Data records
● ● ●
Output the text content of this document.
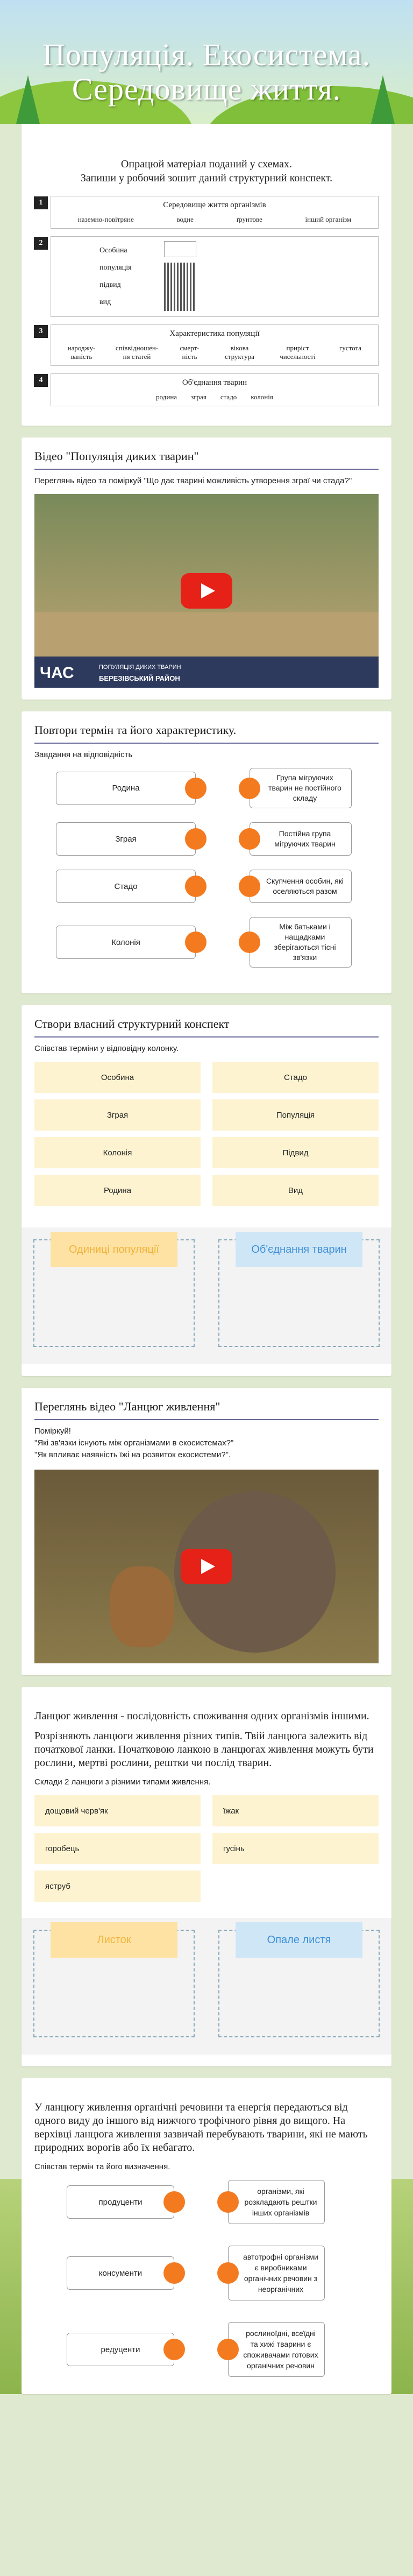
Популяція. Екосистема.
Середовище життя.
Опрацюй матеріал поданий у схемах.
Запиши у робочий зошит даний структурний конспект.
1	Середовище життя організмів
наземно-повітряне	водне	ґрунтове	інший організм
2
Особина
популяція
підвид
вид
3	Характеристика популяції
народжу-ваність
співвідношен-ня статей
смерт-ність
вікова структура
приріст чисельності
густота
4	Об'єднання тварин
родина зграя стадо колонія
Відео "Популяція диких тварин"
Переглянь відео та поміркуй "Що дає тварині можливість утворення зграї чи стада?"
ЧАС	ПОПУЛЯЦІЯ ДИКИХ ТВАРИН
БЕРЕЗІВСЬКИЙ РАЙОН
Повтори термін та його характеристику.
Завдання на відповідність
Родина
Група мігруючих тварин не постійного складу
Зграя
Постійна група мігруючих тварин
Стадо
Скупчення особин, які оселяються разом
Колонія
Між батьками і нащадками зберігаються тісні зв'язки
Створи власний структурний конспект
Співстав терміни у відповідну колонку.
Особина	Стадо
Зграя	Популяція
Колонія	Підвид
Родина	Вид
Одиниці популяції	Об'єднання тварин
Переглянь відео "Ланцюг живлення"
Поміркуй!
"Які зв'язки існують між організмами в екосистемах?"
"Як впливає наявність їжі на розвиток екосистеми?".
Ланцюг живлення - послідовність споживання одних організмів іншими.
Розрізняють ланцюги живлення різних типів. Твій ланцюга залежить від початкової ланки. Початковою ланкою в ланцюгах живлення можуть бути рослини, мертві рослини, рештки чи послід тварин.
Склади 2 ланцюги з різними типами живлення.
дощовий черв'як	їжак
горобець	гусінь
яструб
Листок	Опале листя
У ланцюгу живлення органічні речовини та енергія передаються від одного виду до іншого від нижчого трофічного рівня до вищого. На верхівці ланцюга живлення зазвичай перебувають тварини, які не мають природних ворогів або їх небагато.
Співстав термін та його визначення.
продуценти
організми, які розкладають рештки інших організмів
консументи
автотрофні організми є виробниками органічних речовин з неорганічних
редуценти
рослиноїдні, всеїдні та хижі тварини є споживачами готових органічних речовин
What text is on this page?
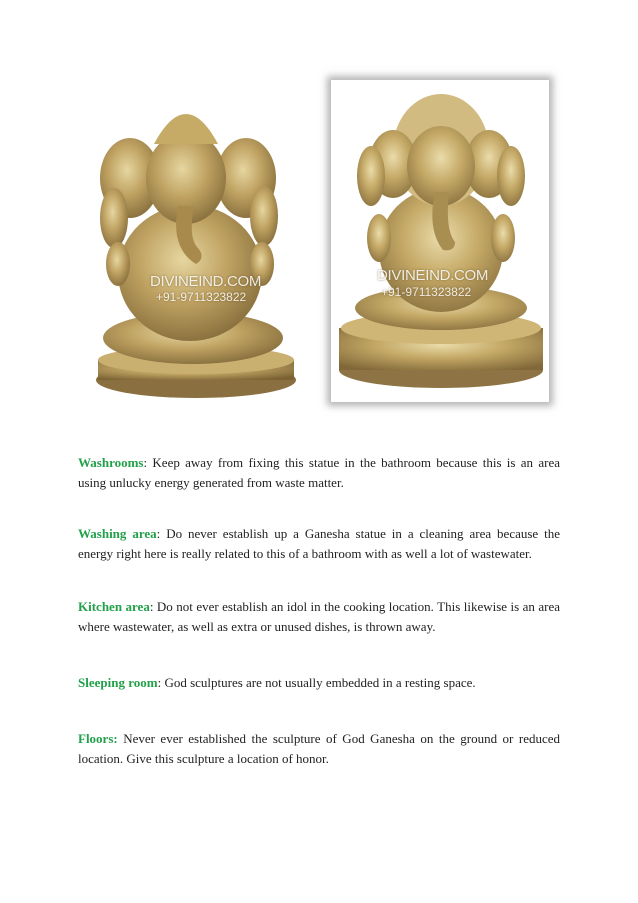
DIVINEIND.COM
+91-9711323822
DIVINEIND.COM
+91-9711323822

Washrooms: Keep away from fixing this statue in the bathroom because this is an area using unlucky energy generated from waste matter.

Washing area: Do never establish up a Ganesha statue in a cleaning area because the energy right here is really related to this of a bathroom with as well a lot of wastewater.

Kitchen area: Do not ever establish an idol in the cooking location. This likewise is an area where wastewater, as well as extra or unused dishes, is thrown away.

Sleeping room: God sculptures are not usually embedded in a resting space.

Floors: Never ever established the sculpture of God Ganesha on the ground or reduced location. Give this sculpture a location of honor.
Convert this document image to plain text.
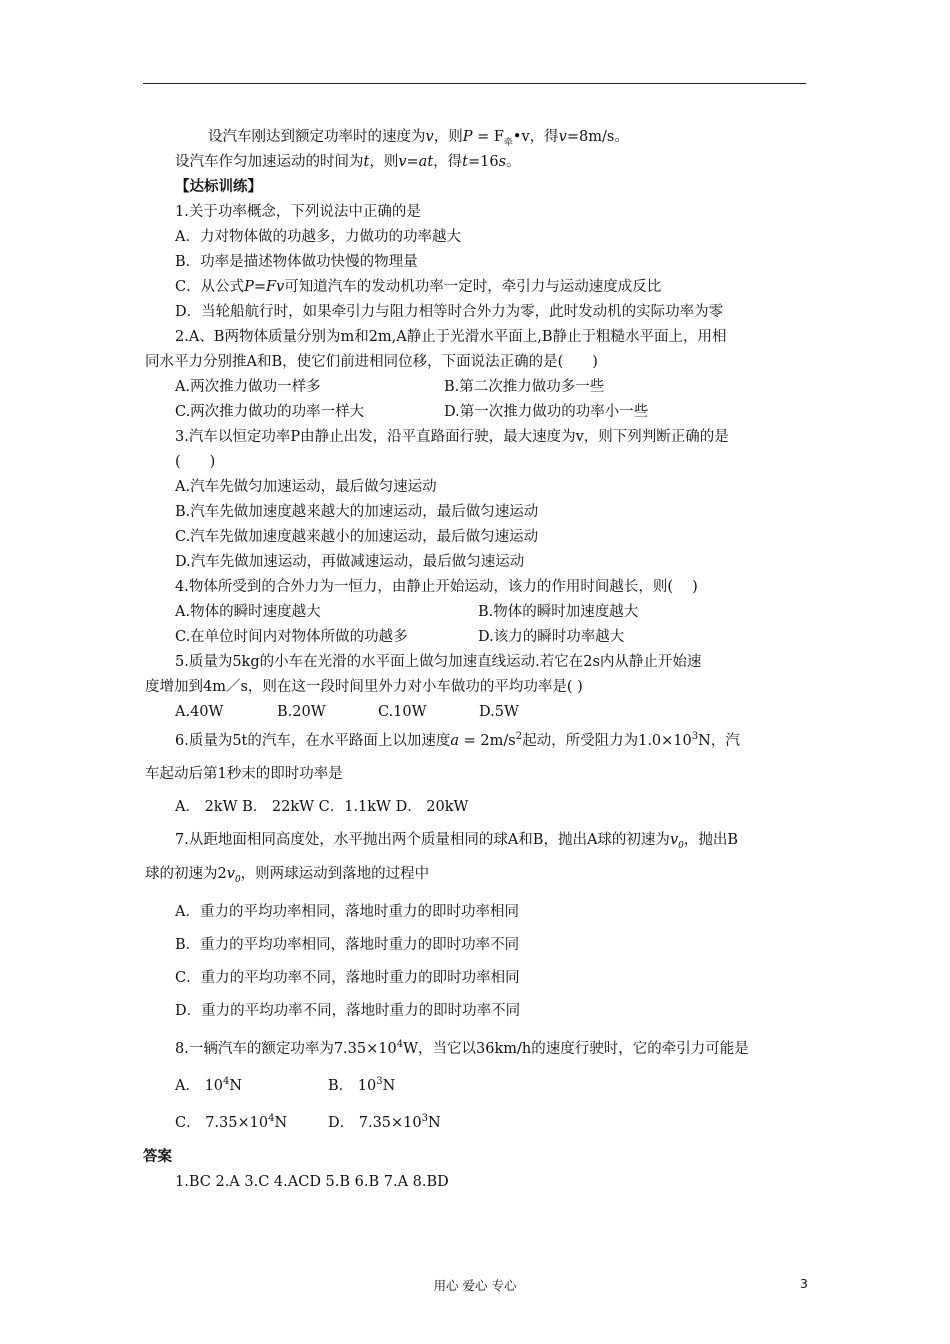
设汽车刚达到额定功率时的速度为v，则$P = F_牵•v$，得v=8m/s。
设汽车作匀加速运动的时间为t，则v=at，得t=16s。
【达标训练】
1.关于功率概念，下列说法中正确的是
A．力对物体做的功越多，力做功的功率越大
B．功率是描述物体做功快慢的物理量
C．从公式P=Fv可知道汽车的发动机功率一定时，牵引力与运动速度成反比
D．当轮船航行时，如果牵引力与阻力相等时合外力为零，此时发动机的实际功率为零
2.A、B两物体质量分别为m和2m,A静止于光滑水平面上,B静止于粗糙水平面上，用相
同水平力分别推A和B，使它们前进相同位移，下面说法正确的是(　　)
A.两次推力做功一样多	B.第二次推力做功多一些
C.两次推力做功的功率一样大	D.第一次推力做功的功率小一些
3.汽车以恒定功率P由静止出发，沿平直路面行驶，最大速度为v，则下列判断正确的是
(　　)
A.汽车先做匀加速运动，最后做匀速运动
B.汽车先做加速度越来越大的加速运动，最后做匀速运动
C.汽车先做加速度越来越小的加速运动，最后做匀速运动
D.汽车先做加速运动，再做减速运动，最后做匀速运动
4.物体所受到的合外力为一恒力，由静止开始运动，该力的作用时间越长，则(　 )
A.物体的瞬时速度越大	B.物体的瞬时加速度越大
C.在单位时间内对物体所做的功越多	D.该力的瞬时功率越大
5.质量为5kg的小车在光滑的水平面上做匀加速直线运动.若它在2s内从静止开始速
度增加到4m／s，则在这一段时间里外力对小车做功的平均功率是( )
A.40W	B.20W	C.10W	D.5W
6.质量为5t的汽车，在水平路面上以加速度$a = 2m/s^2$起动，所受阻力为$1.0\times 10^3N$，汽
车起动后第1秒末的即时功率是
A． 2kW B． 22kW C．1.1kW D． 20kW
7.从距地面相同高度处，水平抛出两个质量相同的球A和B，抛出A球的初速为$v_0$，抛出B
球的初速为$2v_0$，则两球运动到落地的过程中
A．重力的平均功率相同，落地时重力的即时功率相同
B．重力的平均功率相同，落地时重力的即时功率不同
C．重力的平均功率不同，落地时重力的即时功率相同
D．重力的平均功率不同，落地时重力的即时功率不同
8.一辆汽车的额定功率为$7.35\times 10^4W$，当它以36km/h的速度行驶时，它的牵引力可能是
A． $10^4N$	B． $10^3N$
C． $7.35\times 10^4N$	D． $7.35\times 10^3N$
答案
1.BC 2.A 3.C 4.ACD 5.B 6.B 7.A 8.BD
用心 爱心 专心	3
● ● ●
| Problem details |
Copy every line in the entries above that has the string "популяції" in it.

| Output |
3	Характеристика популяції
Одиниці популяції	Об'єднання тварин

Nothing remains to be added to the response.